* [STATED TASK]
Copy the records below exactly, leaving out every picture.

— start of RECORDS SHOWN —

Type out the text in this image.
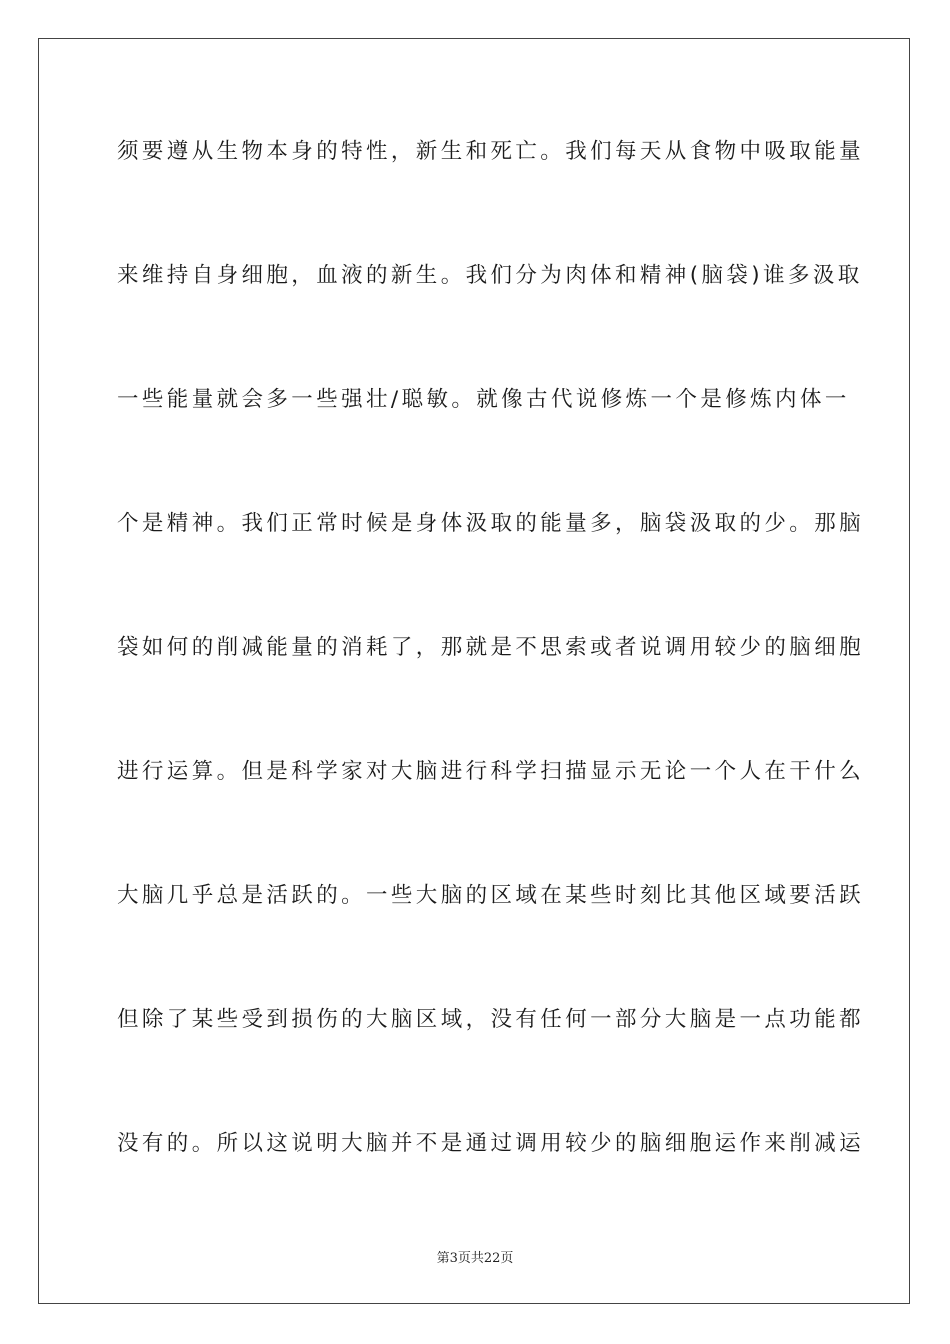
须要遵从生物本身的特性，新生和死亡。我们每天从食物中吸取能量
来维持自身细胞，血液的新生。我们分为肉体和精神(脑袋)谁多汲取
一些能量就会多一些强壮/聪敏。就像古代说修炼一个是修炼内体一
个是精神。我们正常时候是身体汲取的能量多，脑袋汲取的少。那脑
袋如何的削减能量的消耗了，那就是不思索或者说调用较少的脑细胞
进行运算。但是科学家对大脑进行科学扫描显示无论一个人在干什么
大脑几乎总是活跃的。一些大脑的区域在某些时刻比其他区域要活跃
但除了某些受到损伤的大脑区域，没有任何一部分大脑是一点功能都
没有的。所以这说明大脑并不是通过调用较少的脑细胞运作来削减运
第3页共22页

— end of RECORDS SHOWN —

* [IN RESPONSE]
Type out the text in this image.
须要遵从生物本身的特性，新生和死亡。我们每天从食物中吸取能量
来维持自身细胞，血液的新生。我们分为肉体和精神(脑袋)谁多汲取
一些能量就会多一些强壮/聪敏。就像古代说修炼一个是修炼内体一
个是精神。我们正常时候是身体汲取的能量多，脑袋汲取的少。那脑
袋如何的削减能量的消耗了，那就是不思索或者说调用较少的脑细胞
进行运算。但是科学家对大脑进行科学扫描显示无论一个人在干什么
大脑几乎总是活跃的。一些大脑的区域在某些时刻比其他区域要活跃
但除了某些受到损伤的大脑区域，没有任何一部分大脑是一点功能都
没有的。所以这说明大脑并不是通过调用较少的脑细胞运作来削减运
第3页共22页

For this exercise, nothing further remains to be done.